== Stored rows

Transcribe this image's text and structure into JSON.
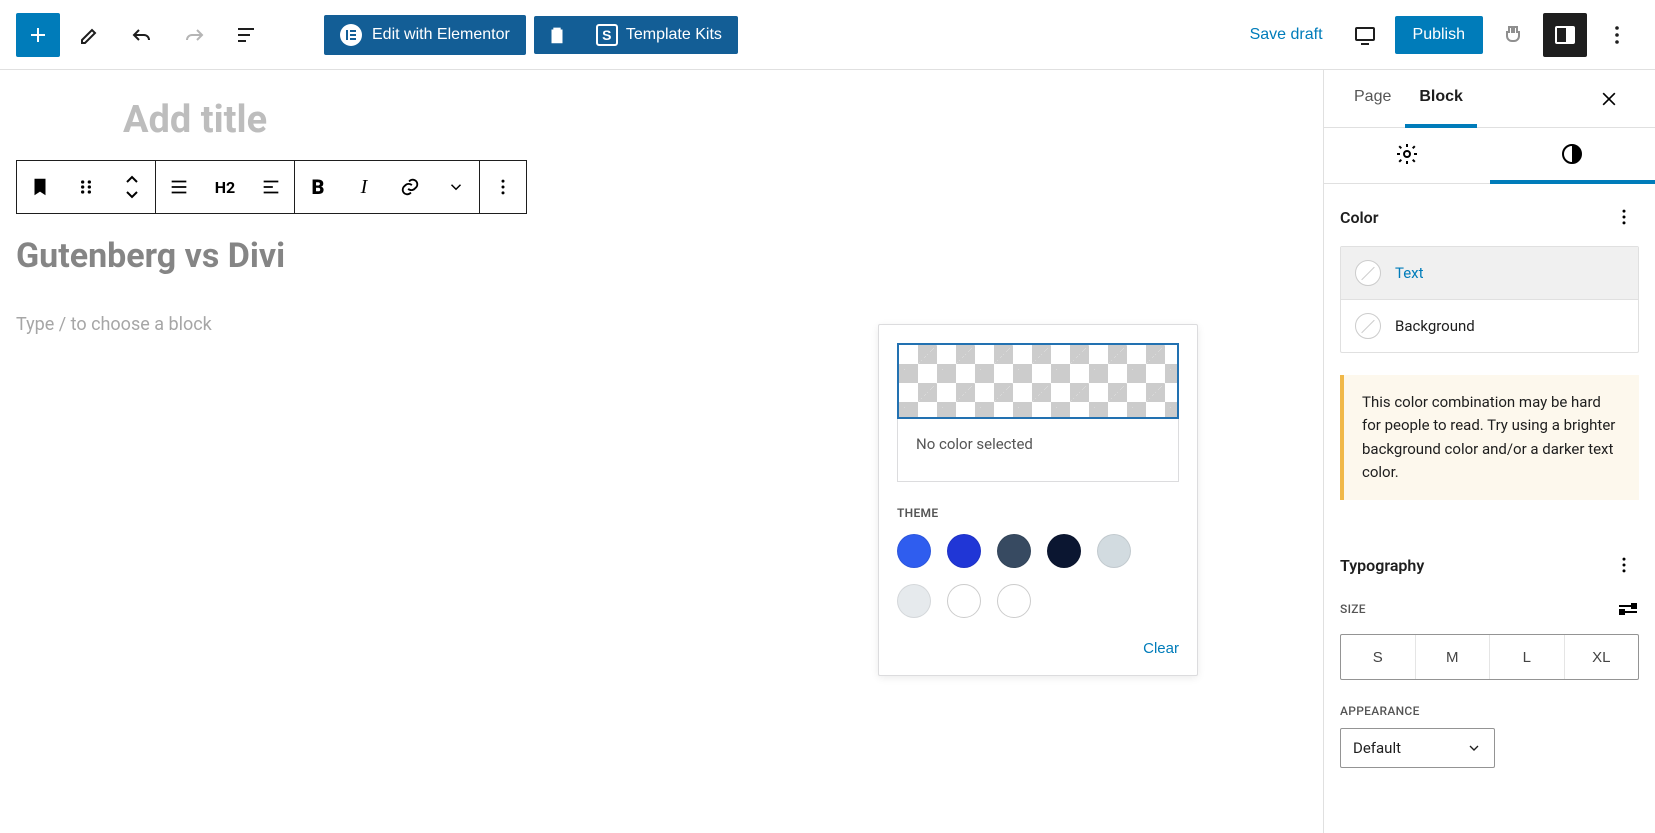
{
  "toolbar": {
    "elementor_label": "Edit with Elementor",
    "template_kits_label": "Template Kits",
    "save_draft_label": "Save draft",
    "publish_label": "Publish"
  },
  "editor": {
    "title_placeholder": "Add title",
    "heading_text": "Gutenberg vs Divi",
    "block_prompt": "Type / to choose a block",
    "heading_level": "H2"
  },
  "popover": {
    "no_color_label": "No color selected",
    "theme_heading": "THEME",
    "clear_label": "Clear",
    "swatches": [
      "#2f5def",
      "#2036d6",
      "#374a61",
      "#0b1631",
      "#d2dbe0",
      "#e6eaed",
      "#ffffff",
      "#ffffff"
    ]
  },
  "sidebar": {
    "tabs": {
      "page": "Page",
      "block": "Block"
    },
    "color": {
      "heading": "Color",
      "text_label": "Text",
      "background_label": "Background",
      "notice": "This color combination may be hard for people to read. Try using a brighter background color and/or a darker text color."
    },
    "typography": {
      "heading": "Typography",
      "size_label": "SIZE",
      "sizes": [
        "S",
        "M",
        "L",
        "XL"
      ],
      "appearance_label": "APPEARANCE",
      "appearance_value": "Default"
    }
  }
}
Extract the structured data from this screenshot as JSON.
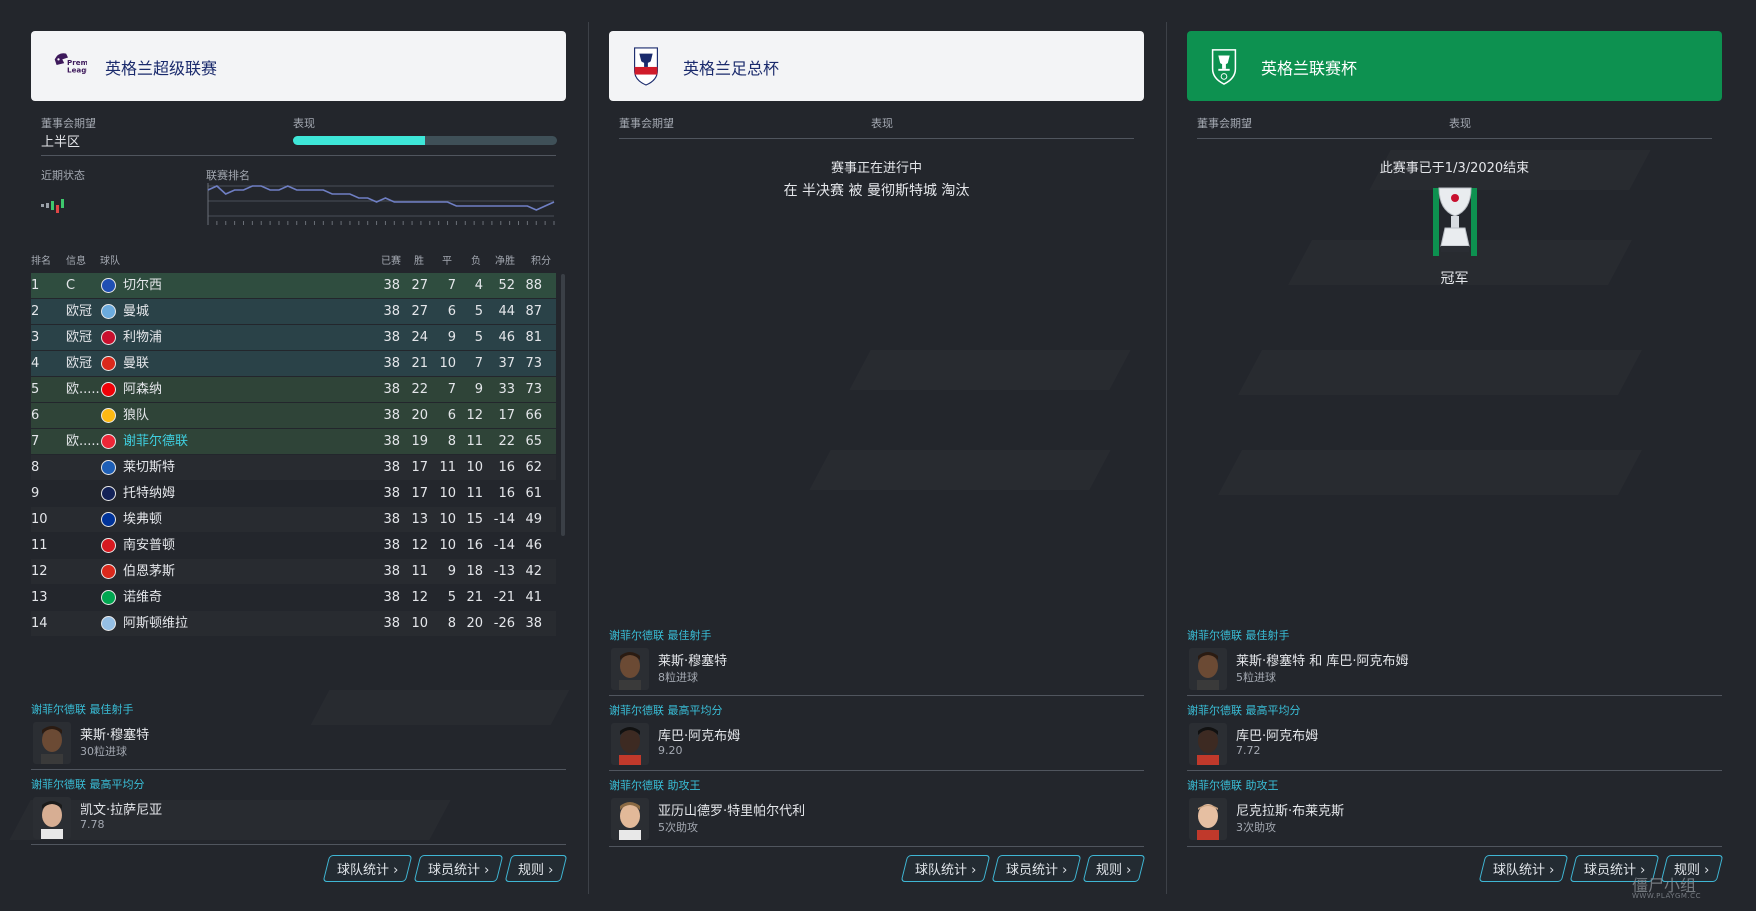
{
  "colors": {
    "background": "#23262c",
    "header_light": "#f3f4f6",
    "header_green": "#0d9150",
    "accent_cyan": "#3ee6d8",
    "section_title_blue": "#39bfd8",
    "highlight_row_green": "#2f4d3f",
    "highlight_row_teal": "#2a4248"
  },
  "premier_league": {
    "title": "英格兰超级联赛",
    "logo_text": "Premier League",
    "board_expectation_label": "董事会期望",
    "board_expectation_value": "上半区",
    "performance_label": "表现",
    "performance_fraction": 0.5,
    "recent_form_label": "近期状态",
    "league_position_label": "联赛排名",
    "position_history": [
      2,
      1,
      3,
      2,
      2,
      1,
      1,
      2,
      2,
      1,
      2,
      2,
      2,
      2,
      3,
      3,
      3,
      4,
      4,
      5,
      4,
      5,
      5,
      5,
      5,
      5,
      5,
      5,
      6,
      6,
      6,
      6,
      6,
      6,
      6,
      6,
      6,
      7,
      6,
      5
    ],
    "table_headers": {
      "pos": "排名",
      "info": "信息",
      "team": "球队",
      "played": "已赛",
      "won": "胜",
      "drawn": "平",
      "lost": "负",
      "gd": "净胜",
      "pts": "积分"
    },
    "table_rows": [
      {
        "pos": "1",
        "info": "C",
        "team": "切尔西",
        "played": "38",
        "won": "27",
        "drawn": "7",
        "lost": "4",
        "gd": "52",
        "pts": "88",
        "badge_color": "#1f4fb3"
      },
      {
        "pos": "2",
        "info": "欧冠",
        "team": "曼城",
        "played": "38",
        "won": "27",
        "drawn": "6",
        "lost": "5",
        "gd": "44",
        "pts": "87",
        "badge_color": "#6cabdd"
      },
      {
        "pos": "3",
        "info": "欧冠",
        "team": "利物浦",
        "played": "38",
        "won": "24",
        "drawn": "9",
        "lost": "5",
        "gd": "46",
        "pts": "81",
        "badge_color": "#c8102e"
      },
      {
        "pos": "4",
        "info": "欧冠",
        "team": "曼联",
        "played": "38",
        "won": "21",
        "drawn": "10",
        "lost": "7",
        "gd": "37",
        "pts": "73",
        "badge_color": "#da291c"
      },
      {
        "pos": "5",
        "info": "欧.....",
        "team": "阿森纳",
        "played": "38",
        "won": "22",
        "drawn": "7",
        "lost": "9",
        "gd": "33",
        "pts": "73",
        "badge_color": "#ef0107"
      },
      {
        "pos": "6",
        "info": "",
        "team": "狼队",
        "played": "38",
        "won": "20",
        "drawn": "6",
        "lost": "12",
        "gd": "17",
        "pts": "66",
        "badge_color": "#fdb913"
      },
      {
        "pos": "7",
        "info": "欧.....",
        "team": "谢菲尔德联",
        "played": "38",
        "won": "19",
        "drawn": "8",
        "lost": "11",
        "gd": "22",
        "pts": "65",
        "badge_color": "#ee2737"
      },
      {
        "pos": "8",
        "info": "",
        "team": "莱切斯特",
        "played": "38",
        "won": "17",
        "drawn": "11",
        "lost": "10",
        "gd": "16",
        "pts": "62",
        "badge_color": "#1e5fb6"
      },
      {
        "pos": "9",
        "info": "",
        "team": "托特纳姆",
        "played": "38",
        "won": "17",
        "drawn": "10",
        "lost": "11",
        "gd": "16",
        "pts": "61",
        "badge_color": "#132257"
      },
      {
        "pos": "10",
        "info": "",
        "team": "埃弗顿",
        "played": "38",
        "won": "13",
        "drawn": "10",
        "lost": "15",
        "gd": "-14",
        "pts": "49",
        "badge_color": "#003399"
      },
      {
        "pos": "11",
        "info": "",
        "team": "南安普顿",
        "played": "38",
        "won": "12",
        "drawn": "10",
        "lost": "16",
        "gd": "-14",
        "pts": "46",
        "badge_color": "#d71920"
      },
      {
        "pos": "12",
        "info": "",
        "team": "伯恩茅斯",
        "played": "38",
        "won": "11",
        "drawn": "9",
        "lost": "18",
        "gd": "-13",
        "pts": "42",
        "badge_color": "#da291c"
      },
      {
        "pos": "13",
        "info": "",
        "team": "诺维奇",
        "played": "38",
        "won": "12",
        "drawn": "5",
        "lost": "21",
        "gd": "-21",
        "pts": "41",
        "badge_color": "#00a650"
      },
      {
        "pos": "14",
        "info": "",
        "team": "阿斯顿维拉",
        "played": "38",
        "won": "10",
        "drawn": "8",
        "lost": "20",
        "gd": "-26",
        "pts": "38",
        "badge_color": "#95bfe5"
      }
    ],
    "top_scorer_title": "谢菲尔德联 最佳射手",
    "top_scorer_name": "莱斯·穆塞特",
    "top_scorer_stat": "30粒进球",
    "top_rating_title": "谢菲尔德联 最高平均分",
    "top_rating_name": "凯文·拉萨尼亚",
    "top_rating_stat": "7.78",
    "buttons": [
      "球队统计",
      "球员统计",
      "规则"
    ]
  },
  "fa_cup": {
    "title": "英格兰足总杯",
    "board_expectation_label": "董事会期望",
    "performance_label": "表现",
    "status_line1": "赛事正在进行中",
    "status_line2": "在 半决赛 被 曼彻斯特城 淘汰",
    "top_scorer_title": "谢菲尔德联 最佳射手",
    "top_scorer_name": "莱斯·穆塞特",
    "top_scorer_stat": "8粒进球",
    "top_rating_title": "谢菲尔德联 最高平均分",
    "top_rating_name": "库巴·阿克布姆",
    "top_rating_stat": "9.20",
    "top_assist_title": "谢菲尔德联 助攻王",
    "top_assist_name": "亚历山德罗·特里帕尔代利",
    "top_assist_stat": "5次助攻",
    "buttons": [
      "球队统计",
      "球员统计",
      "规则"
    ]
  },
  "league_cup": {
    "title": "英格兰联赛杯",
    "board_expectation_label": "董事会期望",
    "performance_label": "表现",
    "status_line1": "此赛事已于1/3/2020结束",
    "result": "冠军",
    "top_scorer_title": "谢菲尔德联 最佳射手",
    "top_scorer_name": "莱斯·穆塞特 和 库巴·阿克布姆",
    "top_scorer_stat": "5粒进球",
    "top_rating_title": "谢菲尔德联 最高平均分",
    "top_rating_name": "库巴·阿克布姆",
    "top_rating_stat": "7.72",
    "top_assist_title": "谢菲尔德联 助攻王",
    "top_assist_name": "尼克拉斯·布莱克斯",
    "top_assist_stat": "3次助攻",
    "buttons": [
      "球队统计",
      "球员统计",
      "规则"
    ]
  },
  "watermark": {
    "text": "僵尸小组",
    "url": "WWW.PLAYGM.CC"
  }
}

====

§ **Instructions for the task**
Reproduce all of the material exactly, apart from the pictures.

§ **Response to the exercise**
Transcribe this image's text and structure into JSON.
{
  "toolbar": {
    "elementor_label": "Edit with Elementor",
    "template_kits_label": "Template Kits",
    "save_draft_label": "Save draft",
    "publish_label": "Publish"
  },
  "editor": {
    "title_placeholder": "Add title",
    "heading_text": "Gutenberg vs Divi",
    "block_prompt": "Type / to choose a block",
    "heading_level": "H2"
  },
  "popover": {
    "no_color_label": "No color selected",
    "theme_heading": "THEME",
    "clear_label": "Clear",
    "swatches": [
      "#2f5def",
      "#2036d6",
      "#374a61",
      "#0b1631",
      "#d2dbe0",
      "#e6eaed",
      "#ffffff",
      "#ffffff"
    ]
  },
  "sidebar": {
    "tabs": {
      "page": "Page",
      "block": "Block"
    },
    "color": {
      "heading": "Color",
      "text_label": "Text",
      "background_label": "Background",
      "notice": "This color combination may be hard for people to read. Try using a brighter background color and/or a darker text color."
    },
    "typography": {
      "heading": "Typography",
      "size_label": "SIZE",
      "sizes": [
        "S",
        "M",
        "L",
        "XL"
      ],
      "appearance_label": "APPEARANCE",
      "appearance_value": "Default"
    }
  }
}
Extract the structured data from this screenshot as JSON.
{
  "colors": {
    "background": "#23262c",
    "header_light": "#f3f4f6",
    "header_green": "#0d9150",
    "accent_cyan": "#3ee6d8",
    "section_title_blue": "#39bfd8",
    "highlight_row_green": "#2f4d3f",
    "highlight_row_teal": "#2a4248"
  },
  "premier_league": {
    "title": "英格兰超级联赛",
    "logo_text": "Premier League",
    "board_expectation_label": "董事会期望",
    "board_expectation_value": "上半区",
    "performance_label": "表现",
    "performance_fraction": 0.5,
    "recent_form_label": "近期状态",
    "league_position_label": "联赛排名",
    "position_history": [
      2,
      1,
      3,
      2,
      2,
      1,
      1,
      2,
      2,
      1,
      2,
      2,
      2,
      2,
      3,
      3,
      3,
      4,
      4,
      5,
      4,
      5,
      5,
      5,
      5,
      5,
      5,
      5,
      6,
      6,
      6,
      6,
      6,
      6,
      6,
      6,
      6,
      7,
      6,
      5
    ],
    "table_headers": {
      "pos": "排名",
      "info": "信息",
      "team": "球队",
      "played": "已赛",
      "won": "胜",
      "drawn": "平",
      "lost": "负",
      "gd": "净胜",
      "pts": "积分"
    },
    "table_rows": [
      {
        "pos": "1",
        "info": "C",
        "team": "切尔西",
        "played": "38",
        "won": "27",
        "drawn": "7",
        "lost": "4",
        "gd": "52",
        "pts": "88",
        "badge_color": "#1f4fb3"
      },
      {
        "pos": "2",
        "info": "欧冠",
        "team": "曼城",
        "played": "38",
        "won": "27",
        "drawn": "6",
        "lost": "5",
        "gd": "44",
        "pts": "87",
        "badge_color": "#6cabdd"
      },
      {
        "pos": "3",
        "info": "欧冠",
        "team": "利物浦",
        "played": "38",
        "won": "24",
        "drawn": "9",
        "lost": "5",
        "gd": "46",
        "pts": "81",
        "badge_color": "#c8102e"
      },
      {
        "pos": "4",
        "info": "欧冠",
        "team": "曼联",
        "played": "38",
        "won": "21",
        "drawn": "10",
        "lost": "7",
        "gd": "37",
        "pts": "73",
        "badge_color": "#da291c"
      },
      {
        "pos": "5",
        "info": "欧.....",
        "team": "阿森纳",
        "played": "38",
        "won": "22",
        "drawn": "7",
        "lost": "9",
        "gd": "33",
        "pts": "73",
        "badge_color": "#ef0107"
      },
      {
        "pos": "6",
        "info": "",
        "team": "狼队",
        "played": "38",
        "won": "20",
        "drawn": "6",
        "lost": "12",
        "gd": "17",
        "pts": "66",
        "badge_color": "#fdb913"
      },
      {
        "pos": "7",
        "info": "欧.....",
        "team": "谢菲尔德联",
        "played": "38",
        "won": "19",
        "drawn": "8",
        "lost": "11",
        "gd": "22",
        "pts": "65",
        "badge_color": "#ee2737"
      },
      {
        "pos": "8",
        "info": "",
        "team": "莱切斯特",
        "played": "38",
        "won": "17",
        "drawn": "11",
        "lost": "10",
        "gd": "16",
        "pts": "62",
        "badge_color": "#1e5fb6"
      },
      {
        "pos": "9",
        "info": "",
        "team": "托特纳姆",
        "played": "38",
        "won": "17",
        "drawn": "10",
        "lost": "11",
        "gd": "16",
        "pts": "61",
        "badge_color": "#132257"
      },
      {
        "pos": "10",
        "info": "",
        "team": "埃弗顿",
        "played": "38",
        "won": "13",
        "drawn": "10",
        "lost": "15",
        "gd": "-14",
        "pts": "49",
        "badge_color": "#003399"
      },
      {
        "pos": "11",
        "info": "",
        "team": "南安普顿",
        "played": "38",
        "won": "12",
        "drawn": "10",
        "lost": "16",
        "gd": "-14",
        "pts": "46",
        "badge_color": "#d71920"
      },
      {
        "pos": "12",
        "info": "",
        "team": "伯恩茅斯",
        "played": "38",
        "won": "11",
        "drawn": "9",
        "lost": "18",
        "gd": "-13",
        "pts": "42",
        "badge_color": "#da291c"
      },
      {
        "pos": "13",
        "info": "",
        "team": "诺维奇",
        "played": "38",
        "won": "12",
        "drawn": "5",
        "lost": "21",
        "gd": "-21",
        "pts": "41",
        "badge_color": "#00a650"
      },
      {
        "pos": "14",
        "info": "",
        "team": "阿斯顿维拉",
        "played": "38",
        "won": "10",
        "drawn": "8",
        "lost": "20",
        "gd": "-26",
        "pts": "38",
        "badge_color": "#95bfe5"
      }
    ],
    "top_scorer_title": "谢菲尔德联 最佳射手",
    "top_scorer_name": "莱斯·穆塞特",
    "top_scorer_stat": "30粒进球",
    "top_rating_title": "谢菲尔德联 最高平均分",
    "top_rating_name": "凯文·拉萨尼亚",
    "top_rating_stat": "7.78",
    "buttons": [
      "球队统计",
      "球员统计",
      "规则"
    ]
  },
  "fa_cup": {
    "title": "英格兰足总杯",
    "board_expectation_label": "董事会期望",
    "performance_label": "表现",
    "status_line1": "赛事正在进行中",
    "status_line2": "在 半决赛 被 曼彻斯特城 淘汰",
    "top_scorer_title": "谢菲尔德联 最佳射手",
    "top_scorer_name": "莱斯·穆塞特",
    "top_scorer_stat": "8粒进球",
    "top_rating_title": "谢菲尔德联 最高平均分",
    "top_rating_name": "库巴·阿克布姆",
    "top_rating_stat": "9.20",
    "top_assist_title": "谢菲尔德联 助攻王",
    "top_assist_name": "亚历山德罗·特里帕尔代利",
    "top_assist_stat": "5次助攻",
    "buttons": [
      "球队统计",
      "球员统计",
      "规则"
    ]
  },
  "league_cup": {
    "title": "英格兰联赛杯",
    "board_expectation_label": "董事会期望",
    "performance_label": "表现",
    "status_line1": "此赛事已于1/3/2020结束",
    "result": "冠军",
    "top_scorer_title": "谢菲尔德联 最佳射手",
    "top_scorer_name": "莱斯·穆塞特 和 库巴·阿克布姆",
    "top_scorer_stat": "5粒进球",
    "top_rating_title": "谢菲尔德联 最高平均分",
    "top_rating_name": "库巴·阿克布姆",
    "top_rating_stat": "7.72",
    "top_assist_title": "谢菲尔德联 助攻王",
    "top_assist_name": "尼克拉斯·布莱克斯",
    "top_assist_stat": "3次助攻",
    "buttons": [
      "球队统计",
      "球员统计",
      "规则"
    ]
  },
  "watermark": {
    "text": "僵尸小组",
    "url": "WWW.PLAYGM.CC"
  }
}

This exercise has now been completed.